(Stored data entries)
╭──

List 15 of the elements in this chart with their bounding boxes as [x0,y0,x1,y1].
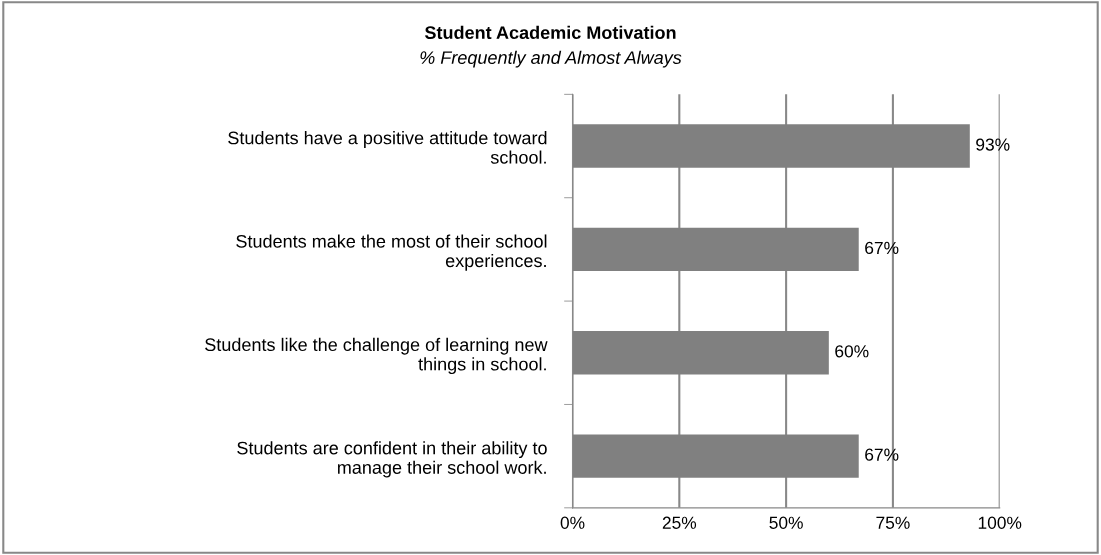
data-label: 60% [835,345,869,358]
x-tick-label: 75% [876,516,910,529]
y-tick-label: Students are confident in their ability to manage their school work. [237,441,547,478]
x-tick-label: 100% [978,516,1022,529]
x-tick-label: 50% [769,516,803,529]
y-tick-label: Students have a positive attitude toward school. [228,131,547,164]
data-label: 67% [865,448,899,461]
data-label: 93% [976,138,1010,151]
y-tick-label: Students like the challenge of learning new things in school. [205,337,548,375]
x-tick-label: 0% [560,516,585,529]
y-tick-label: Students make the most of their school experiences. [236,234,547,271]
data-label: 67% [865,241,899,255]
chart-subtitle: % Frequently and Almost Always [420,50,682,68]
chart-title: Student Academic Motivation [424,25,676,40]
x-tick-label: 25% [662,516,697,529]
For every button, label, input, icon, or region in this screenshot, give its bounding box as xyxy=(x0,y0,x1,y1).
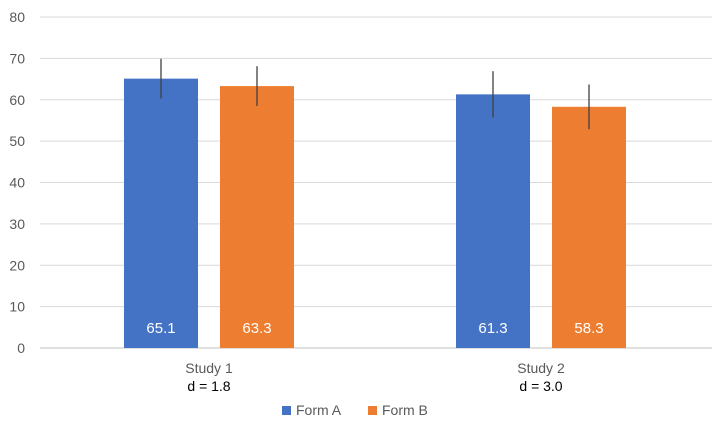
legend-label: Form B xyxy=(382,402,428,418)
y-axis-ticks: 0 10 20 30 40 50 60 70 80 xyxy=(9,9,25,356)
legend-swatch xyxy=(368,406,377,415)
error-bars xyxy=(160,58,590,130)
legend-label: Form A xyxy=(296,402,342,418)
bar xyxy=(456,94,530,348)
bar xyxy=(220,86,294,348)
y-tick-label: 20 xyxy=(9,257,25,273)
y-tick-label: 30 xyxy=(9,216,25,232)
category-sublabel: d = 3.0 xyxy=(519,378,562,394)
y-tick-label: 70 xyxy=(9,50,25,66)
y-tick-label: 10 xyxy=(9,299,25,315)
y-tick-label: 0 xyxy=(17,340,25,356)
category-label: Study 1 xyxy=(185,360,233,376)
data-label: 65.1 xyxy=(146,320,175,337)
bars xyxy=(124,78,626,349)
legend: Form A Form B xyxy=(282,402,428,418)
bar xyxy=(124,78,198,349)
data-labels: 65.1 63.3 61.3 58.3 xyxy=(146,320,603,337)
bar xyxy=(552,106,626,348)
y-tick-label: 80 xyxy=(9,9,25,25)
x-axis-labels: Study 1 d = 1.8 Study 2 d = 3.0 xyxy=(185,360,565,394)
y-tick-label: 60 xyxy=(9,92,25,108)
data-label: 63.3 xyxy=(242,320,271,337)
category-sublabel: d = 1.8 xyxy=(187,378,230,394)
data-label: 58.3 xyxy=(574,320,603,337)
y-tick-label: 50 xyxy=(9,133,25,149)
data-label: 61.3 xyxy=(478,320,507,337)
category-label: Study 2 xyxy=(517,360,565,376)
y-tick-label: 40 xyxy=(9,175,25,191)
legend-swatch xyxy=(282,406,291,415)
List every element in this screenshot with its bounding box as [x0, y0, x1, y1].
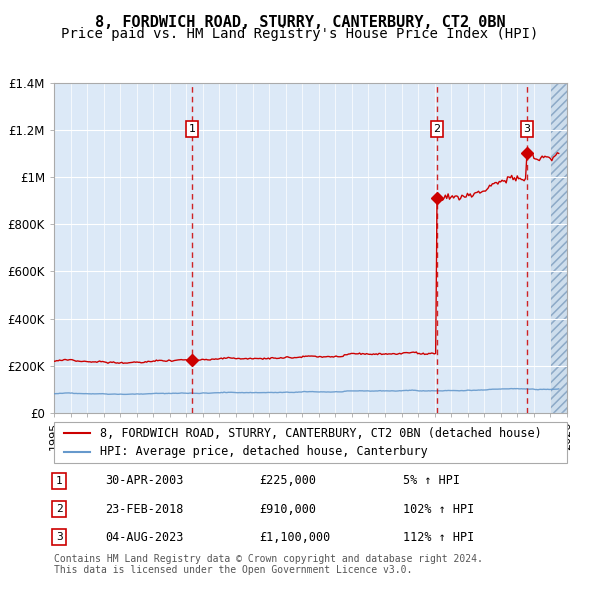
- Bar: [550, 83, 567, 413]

╰──

## [Given task]
Reproduce every one of the records above word for word, leaving out the pictures.

## [Solution]
List 15 of the elements in this chart with their bounding boxes as [x0,y0,x1,y1].
data-label: 60% [835,345,869,358]
x-tick-label: 75% [876,516,910,529]
y-tick-label: Students are confident in their ability to manage their school work. [237,441,547,478]
x-tick-label: 100% [978,516,1022,529]
x-tick-label: 50% [769,516,803,529]
y-tick-label: Students have a positive attitude toward school. [228,131,547,164]
data-label: 67% [865,448,899,461]
data-label: 93% [976,138,1010,151]
y-tick-label: Students like the challenge of learning new things in school. [205,337,548,375]
x-tick-label: 0% [560,516,585,529]
y-tick-label: Students make the most of their school experiences. [236,234,547,271]
data-label: 67% [865,241,899,255]
chart-subtitle: % Frequently and Almost Always [420,50,682,68]
chart-title: Student Academic Motivation [424,25,676,40]
x-tick-label: 25% [662,516,697,529]
For every button, label, input, icon, or region in this screenshot, give its bounding box as xyxy=(x0,y0,x1,y1).
legend-label: Form B xyxy=(382,402,428,418)
y-axis-ticks: 0 10 20 30 40 50 60 70 80 xyxy=(9,9,25,356)
legend-swatch xyxy=(368,406,377,415)
error-bars xyxy=(160,58,590,130)
legend-label: Form A xyxy=(296,402,342,418)
bar xyxy=(456,94,530,348)
bar xyxy=(220,86,294,348)
y-tick-label: 20 xyxy=(9,257,25,273)
y-tick-label: 30 xyxy=(9,216,25,232)
category-sublabel: d = 3.0 xyxy=(519,378,562,394)
y-tick-label: 70 xyxy=(9,50,25,66)
y-tick-label: 10 xyxy=(9,299,25,315)
y-tick-label: 0 xyxy=(17,340,25,356)
category-label: Study 1 xyxy=(185,360,233,376)
data-label: 65.1 xyxy=(146,320,175,337)
bars xyxy=(124,78,626,349)
legend: Form A Form B xyxy=(282,402,428,418)
bar xyxy=(124,78,198,349)
data-labels: 65.1 63.3 61.3 58.3 xyxy=(146,320,603,337)
bar xyxy=(552,106,626,348)
y-tick-label: 80 xyxy=(9,9,25,25)
x-axis-labels: Study 1 d = 1.8 Study 2 d = 3.0 xyxy=(185,360,565,394)
y-tick-label: 60 xyxy=(9,92,25,108)
data-label: 63.3 xyxy=(242,320,271,337)
category-sublabel: d = 1.8 xyxy=(187,378,230,394)
data-label: 58.3 xyxy=(574,320,603,337)
y-tick-label: 50 xyxy=(9,133,25,149)
data-label: 61.3 xyxy=(478,320,507,337)
category-label: Study 2 xyxy=(517,360,565,376)
y-tick-label: 40 xyxy=(9,175,25,191)
legend-swatch xyxy=(282,406,291,415)
List every element in this screenshot with its bounding box as [x0, y0, x1, y1].
- Bar: [550, 83, 567, 413]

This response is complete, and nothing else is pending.